» Data supplied
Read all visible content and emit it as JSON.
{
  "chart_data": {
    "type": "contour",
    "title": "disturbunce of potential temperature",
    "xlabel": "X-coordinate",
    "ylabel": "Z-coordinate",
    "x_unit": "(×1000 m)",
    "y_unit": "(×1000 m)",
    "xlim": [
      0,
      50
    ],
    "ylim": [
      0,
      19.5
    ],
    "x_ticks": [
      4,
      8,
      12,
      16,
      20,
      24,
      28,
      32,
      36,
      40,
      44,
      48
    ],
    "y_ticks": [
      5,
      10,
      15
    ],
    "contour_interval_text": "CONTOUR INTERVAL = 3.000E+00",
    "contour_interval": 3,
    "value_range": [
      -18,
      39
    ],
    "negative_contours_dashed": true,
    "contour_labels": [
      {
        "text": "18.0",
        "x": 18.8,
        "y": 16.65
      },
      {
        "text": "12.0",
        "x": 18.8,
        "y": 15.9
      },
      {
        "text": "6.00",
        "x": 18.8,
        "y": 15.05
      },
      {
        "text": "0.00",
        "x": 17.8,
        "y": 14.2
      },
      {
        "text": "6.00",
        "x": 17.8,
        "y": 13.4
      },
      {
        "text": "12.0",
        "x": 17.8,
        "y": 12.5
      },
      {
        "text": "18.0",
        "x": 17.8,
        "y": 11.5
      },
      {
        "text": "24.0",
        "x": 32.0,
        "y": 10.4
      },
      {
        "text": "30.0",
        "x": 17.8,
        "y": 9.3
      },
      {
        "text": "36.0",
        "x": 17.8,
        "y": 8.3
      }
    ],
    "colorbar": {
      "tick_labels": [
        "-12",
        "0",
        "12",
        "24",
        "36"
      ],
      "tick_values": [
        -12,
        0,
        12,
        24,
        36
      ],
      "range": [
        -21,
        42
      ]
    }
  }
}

» Work to be completed
Reproduce the listing shown above in its entirety, exactly.

» Expected answer
Read all visible content and emit it as JSON.
{
  "chart_data": {
    "type": "contour",
    "title": "disturbunce of potential temperature",
    "xlabel": "X-coordinate",
    "ylabel": "Z-coordinate",
    "x_unit": "(×1000 m)",
    "y_unit": "(×1000 m)",
    "xlim": [
      0,
      50
    ],
    "ylim": [
      0,
      19.5
    ],
    "x_ticks": [
      4,
      8,
      12,
      16,
      20,
      24,
      28,
      32,
      36,
      40,
      44,
      48
    ],
    "y_ticks": [
      5,
      10,
      15
    ],
    "contour_interval_text": "CONTOUR INTERVAL = 3.000E+00",
    "contour_interval": 3,
    "value_range": [
      -18,
      39
    ],
    "negative_contours_dashed": true,
    "contour_labels": [
      {
        "text": "18.0",
        "x": 18.8,
        "y": 16.65
      },
      {
        "text": "12.0",
        "x": 18.8,
        "y": 15.9
      },
      {
        "text": "6.00",
        "x": 18.8,
        "y": 15.05
      },
      {
        "text": "0.00",
        "x": 17.8,
        "y": 14.2
      },
      {
        "text": "6.00",
        "x": 17.8,
        "y": 13.4
      },
      {
        "text": "12.0",
        "x": 17.8,
        "y": 12.5
      },
      {
        "text": "18.0",
        "x": 17.8,
        "y": 11.5
      },
      {
        "text": "24.0",
        "x": 32.0,
        "y": 10.4
      },
      {
        "text": "30.0",
        "x": 17.8,
        "y": 9.3
      },
      {
        "text": "36.0",
        "x": 17.8,
        "y": 8.3
      }
    ],
    "colorbar": {
      "tick_labels": [
        "-12",
        "0",
        "12",
        "24",
        "36"
      ],
      "tick_values": [
        -12,
        0,
        12,
        24,
        36
      ],
      "range": [
        -21,
        42
      ]
    }
  }
}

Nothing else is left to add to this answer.